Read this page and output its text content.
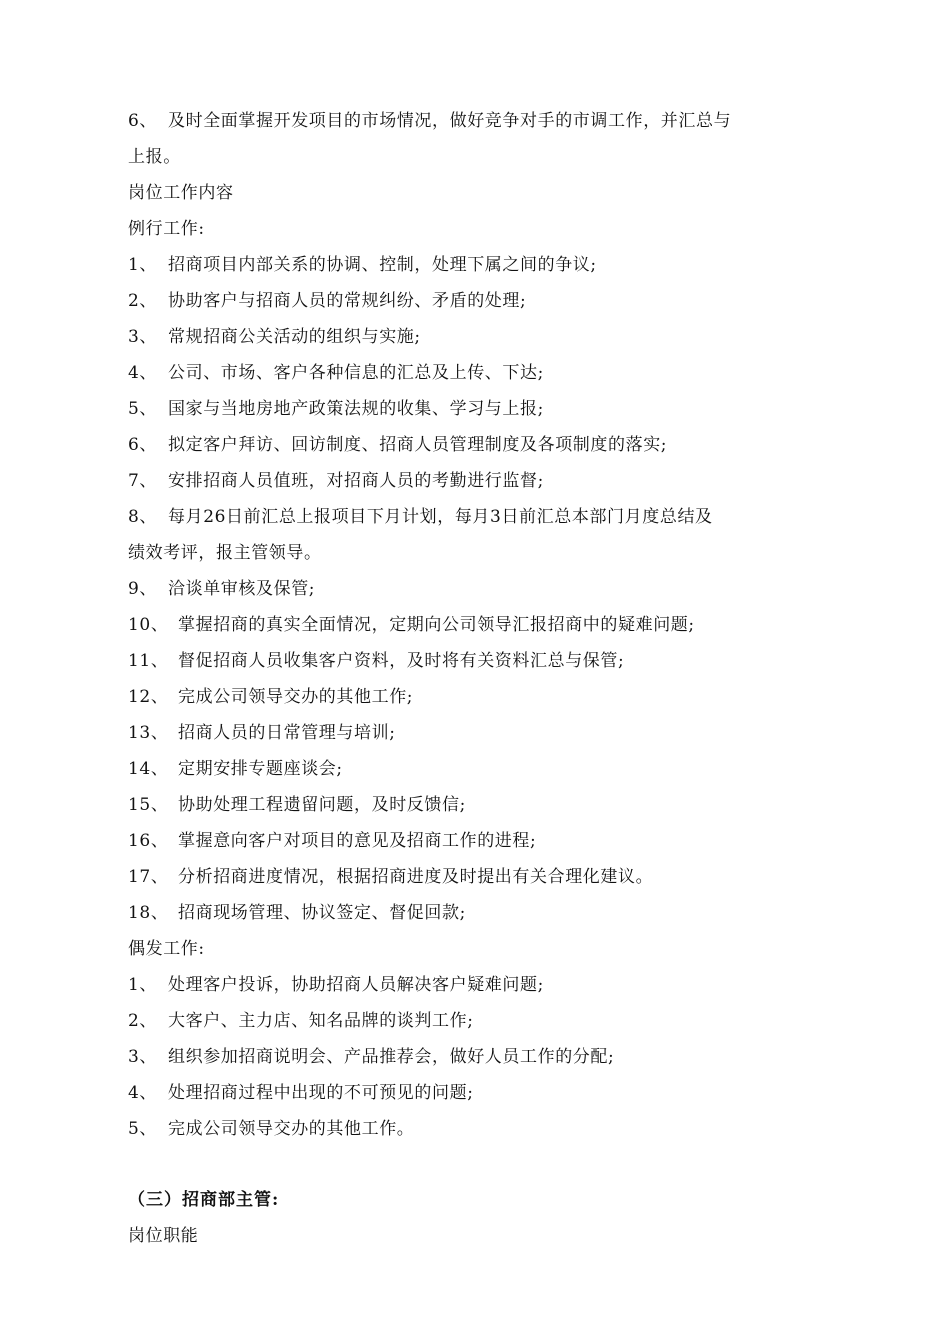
6、 及时全面掌握开发项目的市场情况，做好竞争对手的市调工作，并汇总与
上报。
岗位工作内容
例行工作:
1、 招商项目内部关系的协调、控制，处理下属之间的争议;
2、 协助客户与招商人员的常规纠纷、矛盾的处理;
3、 常规招商公关活动的组织与实施;
4、 公司、市场、客户各种信息的汇总及上传、下达;
5、 国家与当地房地产政策法规的收集、学习与上报;
6、 拟定客户拜访、回访制度、招商人员管理制度及各项制度的落实;
7、 安排招商人员值班，对招商人员的考勤进行监督;
8、 每月26日前汇总上报项目下月计划，每月3日前汇总本部门月度总结及
绩效考评，报主管领导。
9、 洽谈单审核及保管;
10、 掌握招商的真实全面情况，定期向公司领导汇报招商中的疑难问题;
11、 督促招商人员收集客户资料，及时将有关资料汇总与保管;
12、 完成公司领导交办的其他工作;
13、 招商人员的日常管理与培训;
14、 定期安排专题座谈会;
15、 协助处理工程遗留问题，及时反馈信;
16、 掌握意向客户对项目的意见及招商工作的进程;
17、 分析招商进度情况，根据招商进度及时提出有关合理化建议。
18、 招商现场管理、协议签定、督促回款;
偶发工作:
1、 处理客户投诉，协助招商人员解决客户疑难问题;
2、 大客户、主力店、知名品牌的谈判工作;
3、 组织参加招商说明会、产品推荐会，做好人员工作的分配;
4、 处理招商过程中出现的不可预见的问题;
5、 完成公司领导交办的其他工作。
（三）招商部主管:
岗位职能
------------
-- Your task --
Every line should be retyped exactly, with the pictures omitted.

-- Response --
Read this page and output its text content.
6、 及时全面掌握开发项目的市场情况，做好竞争对手的市调工作，并汇总与
上报。
岗位工作内容
例行工作:
1、 招商项目内部关系的协调、控制，处理下属之间的争议;
2、 协助客户与招商人员的常规纠纷、矛盾的处理;
3、 常规招商公关活动的组织与实施;
4、 公司、市场、客户各种信息的汇总及上传、下达;
5、 国家与当地房地产政策法规的收集、学习与上报;
6、 拟定客户拜访、回访制度、招商人员管理制度及各项制度的落实;
7、 安排招商人员值班，对招商人员的考勤进行监督;
8、 每月26日前汇总上报项目下月计划，每月3日前汇总本部门月度总结及
绩效考评，报主管领导。
9、 洽谈单审核及保管;
10、 掌握招商的真实全面情况，定期向公司领导汇报招商中的疑难问题;
11、 督促招商人员收集客户资料，及时将有关资料汇总与保管;
12、 完成公司领导交办的其他工作;
13、 招商人员的日常管理与培训;
14、 定期安排专题座谈会;
15、 协助处理工程遗留问题，及时反馈信;
16、 掌握意向客户对项目的意见及招商工作的进程;
17、 分析招商进度情况，根据招商进度及时提出有关合理化建议。
18、 招商现场管理、协议签定、督促回款;
偶发工作:
1、 处理客户投诉，协助招商人员解决客户疑难问题;
2、 大客户、主力店、知名品牌的谈判工作;
3、 组织参加招商说明会、产品推荐会，做好人员工作的分配;
4、 处理招商过程中出现的不可预见的问题;
5、 完成公司领导交办的其他工作。
（三）招商部主管:
岗位职能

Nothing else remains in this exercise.